Your instructions:
Your task is to copy each line that has the word "number".

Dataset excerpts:

◇ ◇ ◇ ◇ ◇

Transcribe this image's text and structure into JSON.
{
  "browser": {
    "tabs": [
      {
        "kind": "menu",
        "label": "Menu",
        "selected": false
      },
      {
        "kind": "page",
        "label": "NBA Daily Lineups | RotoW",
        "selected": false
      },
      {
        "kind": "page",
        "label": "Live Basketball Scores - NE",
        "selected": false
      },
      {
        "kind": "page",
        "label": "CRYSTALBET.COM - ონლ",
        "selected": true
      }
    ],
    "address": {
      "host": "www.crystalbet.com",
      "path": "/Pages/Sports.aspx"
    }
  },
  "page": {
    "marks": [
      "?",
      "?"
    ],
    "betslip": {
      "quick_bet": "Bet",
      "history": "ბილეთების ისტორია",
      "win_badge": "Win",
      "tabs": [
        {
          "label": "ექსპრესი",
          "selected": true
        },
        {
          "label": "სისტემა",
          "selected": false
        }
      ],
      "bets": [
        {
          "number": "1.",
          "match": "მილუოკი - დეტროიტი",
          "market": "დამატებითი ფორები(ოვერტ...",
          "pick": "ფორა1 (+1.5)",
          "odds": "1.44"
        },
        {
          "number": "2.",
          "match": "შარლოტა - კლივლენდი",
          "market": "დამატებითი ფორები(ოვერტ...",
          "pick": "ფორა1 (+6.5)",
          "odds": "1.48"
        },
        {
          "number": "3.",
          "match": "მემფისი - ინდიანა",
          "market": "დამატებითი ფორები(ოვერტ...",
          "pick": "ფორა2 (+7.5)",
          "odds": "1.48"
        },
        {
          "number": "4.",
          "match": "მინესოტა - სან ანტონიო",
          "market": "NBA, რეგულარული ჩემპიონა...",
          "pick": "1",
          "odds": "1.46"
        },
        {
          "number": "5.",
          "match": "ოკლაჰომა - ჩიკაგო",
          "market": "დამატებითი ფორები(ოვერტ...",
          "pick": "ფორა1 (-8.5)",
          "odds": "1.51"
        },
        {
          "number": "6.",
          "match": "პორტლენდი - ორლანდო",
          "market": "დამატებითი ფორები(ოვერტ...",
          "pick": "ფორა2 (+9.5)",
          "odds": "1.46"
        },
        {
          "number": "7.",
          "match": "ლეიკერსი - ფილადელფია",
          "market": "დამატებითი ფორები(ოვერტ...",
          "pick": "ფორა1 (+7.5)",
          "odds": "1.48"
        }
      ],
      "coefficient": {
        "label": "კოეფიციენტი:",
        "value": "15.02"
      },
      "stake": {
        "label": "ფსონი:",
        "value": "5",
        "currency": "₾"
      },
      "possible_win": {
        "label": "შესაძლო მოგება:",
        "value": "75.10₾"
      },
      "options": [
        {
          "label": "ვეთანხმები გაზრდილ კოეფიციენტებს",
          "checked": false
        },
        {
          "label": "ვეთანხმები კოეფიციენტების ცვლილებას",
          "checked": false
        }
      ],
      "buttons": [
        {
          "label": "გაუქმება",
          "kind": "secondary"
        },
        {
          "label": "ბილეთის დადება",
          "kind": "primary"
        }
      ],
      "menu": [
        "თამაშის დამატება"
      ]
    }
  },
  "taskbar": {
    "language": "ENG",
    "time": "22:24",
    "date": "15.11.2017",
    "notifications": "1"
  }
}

◇ ◇ ◇ ◇ ◇

The result:
          "number": "1.",
          "number": "2.",
          "number": "3.",
          "number": "4.",
          "number": "5.",
          "number": "6.",
          "number": "7.",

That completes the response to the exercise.